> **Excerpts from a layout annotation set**

>> START

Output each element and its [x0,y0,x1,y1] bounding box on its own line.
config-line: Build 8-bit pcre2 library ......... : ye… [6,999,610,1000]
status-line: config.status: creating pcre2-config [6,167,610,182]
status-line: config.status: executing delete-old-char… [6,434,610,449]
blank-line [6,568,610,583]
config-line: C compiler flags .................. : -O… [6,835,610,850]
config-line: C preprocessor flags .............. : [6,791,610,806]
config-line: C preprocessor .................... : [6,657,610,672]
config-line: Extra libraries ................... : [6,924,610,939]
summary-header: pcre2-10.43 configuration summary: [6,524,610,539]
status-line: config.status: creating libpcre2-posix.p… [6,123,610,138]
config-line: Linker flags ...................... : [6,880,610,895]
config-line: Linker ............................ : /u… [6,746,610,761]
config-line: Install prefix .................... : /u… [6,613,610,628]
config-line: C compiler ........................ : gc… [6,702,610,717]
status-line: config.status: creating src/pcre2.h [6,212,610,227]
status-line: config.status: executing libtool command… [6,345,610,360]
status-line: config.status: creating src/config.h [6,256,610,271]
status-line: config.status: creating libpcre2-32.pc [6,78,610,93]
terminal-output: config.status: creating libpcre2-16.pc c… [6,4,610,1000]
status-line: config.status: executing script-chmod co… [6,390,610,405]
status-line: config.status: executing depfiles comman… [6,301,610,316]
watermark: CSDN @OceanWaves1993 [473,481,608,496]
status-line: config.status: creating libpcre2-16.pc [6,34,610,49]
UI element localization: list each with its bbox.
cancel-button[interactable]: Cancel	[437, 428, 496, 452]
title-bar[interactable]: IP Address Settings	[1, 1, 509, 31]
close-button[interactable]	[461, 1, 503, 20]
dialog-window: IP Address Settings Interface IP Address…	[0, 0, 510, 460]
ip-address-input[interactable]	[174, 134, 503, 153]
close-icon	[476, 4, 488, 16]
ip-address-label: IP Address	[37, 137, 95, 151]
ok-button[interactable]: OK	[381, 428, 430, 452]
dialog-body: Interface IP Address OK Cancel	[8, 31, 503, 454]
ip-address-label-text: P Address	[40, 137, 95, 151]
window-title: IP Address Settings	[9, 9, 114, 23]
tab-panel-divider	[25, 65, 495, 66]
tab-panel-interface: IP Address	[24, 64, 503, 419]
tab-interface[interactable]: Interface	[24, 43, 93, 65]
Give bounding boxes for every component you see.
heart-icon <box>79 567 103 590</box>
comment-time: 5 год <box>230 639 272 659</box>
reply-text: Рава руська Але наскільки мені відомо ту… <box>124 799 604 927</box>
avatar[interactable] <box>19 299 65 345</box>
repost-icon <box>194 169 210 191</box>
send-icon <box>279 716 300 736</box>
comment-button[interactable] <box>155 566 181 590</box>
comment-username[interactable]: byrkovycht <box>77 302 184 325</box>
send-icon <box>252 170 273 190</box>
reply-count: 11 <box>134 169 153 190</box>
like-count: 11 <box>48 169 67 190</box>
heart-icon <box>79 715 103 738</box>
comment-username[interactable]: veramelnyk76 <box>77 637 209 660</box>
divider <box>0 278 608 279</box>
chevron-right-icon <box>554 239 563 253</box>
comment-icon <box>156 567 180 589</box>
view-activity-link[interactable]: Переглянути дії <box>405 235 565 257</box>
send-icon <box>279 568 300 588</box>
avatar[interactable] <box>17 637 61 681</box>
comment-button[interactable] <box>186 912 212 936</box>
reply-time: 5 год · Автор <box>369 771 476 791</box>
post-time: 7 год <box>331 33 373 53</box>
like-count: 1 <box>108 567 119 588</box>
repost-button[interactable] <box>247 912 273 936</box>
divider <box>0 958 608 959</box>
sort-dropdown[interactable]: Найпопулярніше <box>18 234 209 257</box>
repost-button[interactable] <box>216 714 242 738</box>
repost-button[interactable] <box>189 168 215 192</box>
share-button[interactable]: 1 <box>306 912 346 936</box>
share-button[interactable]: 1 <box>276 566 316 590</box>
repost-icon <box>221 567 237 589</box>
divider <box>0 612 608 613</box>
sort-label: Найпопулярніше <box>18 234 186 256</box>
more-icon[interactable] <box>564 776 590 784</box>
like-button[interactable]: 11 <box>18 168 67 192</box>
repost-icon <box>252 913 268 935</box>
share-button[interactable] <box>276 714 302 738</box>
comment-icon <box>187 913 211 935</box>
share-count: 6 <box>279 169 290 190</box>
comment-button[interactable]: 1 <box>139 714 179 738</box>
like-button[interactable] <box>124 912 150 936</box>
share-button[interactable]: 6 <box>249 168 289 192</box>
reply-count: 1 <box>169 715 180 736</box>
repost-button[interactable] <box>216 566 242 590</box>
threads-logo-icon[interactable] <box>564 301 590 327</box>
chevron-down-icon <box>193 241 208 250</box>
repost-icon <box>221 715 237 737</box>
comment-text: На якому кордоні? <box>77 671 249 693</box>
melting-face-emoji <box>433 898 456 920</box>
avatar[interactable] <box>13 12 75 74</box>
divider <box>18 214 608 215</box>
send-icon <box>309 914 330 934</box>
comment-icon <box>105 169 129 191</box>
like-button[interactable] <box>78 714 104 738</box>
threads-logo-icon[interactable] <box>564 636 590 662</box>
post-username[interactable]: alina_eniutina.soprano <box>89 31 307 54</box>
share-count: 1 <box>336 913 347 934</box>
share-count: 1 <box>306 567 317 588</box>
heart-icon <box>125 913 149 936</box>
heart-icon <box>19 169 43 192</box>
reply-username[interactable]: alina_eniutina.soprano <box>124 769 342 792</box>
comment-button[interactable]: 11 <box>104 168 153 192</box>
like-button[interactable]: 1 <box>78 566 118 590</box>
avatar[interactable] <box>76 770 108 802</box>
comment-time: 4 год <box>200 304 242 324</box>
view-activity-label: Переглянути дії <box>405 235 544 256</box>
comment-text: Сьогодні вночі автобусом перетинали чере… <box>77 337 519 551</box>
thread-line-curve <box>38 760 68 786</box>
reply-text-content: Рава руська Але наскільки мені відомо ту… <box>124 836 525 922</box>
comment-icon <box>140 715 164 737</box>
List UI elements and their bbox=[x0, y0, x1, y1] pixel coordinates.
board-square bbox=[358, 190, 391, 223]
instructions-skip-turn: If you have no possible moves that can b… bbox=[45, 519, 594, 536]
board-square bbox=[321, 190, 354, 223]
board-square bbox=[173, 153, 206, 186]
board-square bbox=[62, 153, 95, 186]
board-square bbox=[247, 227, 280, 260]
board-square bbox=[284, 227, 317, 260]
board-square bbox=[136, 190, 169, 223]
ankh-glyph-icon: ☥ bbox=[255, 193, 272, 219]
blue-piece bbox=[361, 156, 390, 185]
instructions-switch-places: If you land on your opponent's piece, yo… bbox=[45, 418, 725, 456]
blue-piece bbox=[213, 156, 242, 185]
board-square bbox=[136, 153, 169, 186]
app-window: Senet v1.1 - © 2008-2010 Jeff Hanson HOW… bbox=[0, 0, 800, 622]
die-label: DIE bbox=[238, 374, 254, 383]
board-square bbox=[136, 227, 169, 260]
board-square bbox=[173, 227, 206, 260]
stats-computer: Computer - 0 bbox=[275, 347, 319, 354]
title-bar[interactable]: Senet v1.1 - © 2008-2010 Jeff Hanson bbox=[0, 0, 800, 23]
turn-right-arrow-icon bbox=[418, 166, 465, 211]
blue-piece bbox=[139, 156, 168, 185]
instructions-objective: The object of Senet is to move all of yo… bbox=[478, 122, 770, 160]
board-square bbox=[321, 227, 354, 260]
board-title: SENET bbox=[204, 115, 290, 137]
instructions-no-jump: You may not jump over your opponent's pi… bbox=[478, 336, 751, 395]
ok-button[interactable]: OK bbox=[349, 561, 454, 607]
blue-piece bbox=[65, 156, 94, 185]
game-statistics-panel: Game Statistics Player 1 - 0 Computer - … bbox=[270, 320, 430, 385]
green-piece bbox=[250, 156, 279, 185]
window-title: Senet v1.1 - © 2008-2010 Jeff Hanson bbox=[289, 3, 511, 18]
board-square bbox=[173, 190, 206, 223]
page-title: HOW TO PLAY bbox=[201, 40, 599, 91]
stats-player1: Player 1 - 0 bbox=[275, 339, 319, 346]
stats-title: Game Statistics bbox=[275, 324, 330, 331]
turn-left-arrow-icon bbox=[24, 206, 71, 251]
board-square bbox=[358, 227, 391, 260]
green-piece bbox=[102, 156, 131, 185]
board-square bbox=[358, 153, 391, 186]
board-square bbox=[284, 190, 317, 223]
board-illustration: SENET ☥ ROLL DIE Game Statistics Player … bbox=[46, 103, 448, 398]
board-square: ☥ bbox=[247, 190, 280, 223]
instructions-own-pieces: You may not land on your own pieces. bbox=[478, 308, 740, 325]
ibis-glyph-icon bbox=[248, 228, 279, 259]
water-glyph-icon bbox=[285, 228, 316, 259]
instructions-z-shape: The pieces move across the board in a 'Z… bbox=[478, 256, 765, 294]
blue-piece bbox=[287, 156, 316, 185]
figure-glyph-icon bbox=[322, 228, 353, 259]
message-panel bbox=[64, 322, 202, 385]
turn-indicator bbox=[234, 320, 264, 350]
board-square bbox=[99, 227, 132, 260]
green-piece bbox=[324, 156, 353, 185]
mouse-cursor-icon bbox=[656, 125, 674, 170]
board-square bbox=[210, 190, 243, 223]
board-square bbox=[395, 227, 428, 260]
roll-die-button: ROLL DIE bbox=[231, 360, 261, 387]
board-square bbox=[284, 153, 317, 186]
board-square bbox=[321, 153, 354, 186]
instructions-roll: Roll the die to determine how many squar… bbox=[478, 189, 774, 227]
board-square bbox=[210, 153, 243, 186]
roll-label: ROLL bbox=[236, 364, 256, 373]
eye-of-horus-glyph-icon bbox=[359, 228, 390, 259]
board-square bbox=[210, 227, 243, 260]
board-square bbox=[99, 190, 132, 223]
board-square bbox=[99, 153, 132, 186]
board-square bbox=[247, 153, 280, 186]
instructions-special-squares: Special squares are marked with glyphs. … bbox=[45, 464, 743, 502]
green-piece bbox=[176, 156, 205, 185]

>> END

> **Directions for this task**
Print the rows above exactly as they appear, from the start of the rows through the line containing "blank-line [6,568,610,583]", including both ends.

> **Exercise result**
Output each element and its [x0,y0,x1,y1] bounding box on its own line.
config-line: Build 8-bit pcre2 library ......... : ye… [6,999,610,1000]
status-line: config.status: creating pcre2-config [6,167,610,182]
status-line: config.status: executing delete-old-char… [6,434,610,449]
blank-line [6,568,610,583]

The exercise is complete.